THE PROBLEM: Give the number of lines in the listing below that contain the string "their", and reply with that number only. Case counts.

EXTRACTED DATA:

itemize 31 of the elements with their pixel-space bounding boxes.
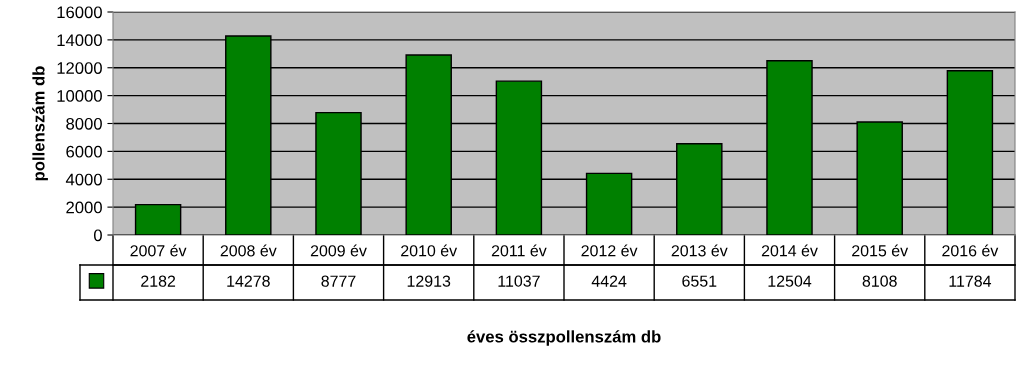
data-label: 12913 [407,275,451,287]
y-tick-label: 6000 [66,145,102,158]
data-label: 11037 [498,275,540,287]
y-tick-label: 10000 [57,90,102,102]
x-tick-label: 2012 év [581,244,638,257]
data-label: 8108 [862,275,897,287]
data-label: 8777 [321,275,356,287]
data-label: 6551 [682,275,717,287]
x-tick-label: 2011 év [491,244,547,257]
y-tick-label: 8000 [66,117,102,130]
x-tick-label: 2013 év [671,244,728,257]
x-tick-label: 2007 év [130,244,187,257]
x-tick-label: 2016 év [942,244,999,257]
data-label: 11784 [949,275,992,287]
x-tick-label: 2010 év [401,244,458,257]
x-tick-label: 2014 év [761,244,818,257]
y-axis-title: pollenszám db [32,66,48,181]
x-tick-label: 2008 év [220,244,277,257]
data-label: 12504 [768,275,812,287]
x-axis-title: éves összpollenszám db [467,330,661,346]
x-tick-label: 2015 év [852,244,909,257]
y-tick-label: 16000 [57,6,102,19]
y-tick-label: 0 [93,229,102,242]
y-tick-label: 14000 [57,34,102,47]
data-label: 2182 [141,275,176,287]
data-label: 4424 [591,275,627,287]
data-label: 14278 [227,275,270,287]
y-tick-label: 2000 [66,201,102,214]
y-tick-label: 12000 [57,62,102,74]
y-tick-label: 4000 [65,173,102,186]
x-tick-label: 2009 év [310,244,367,257]
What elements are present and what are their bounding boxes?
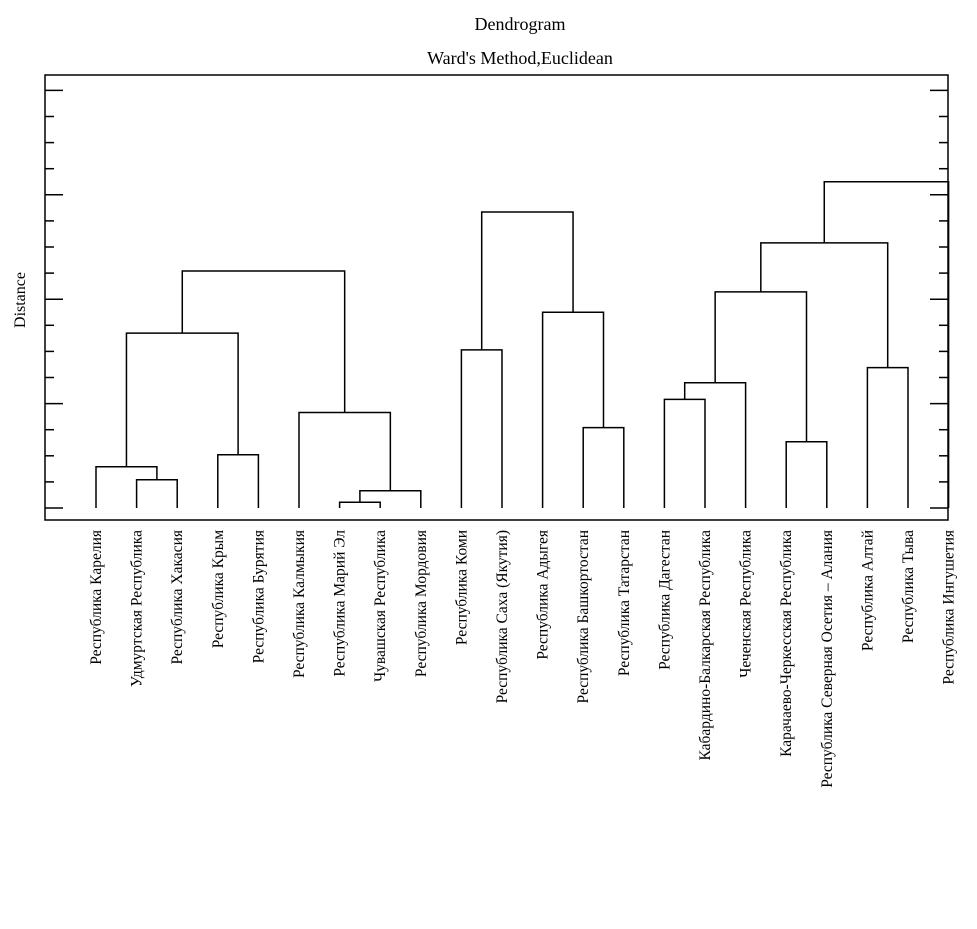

EXERCISE ANSWER: 2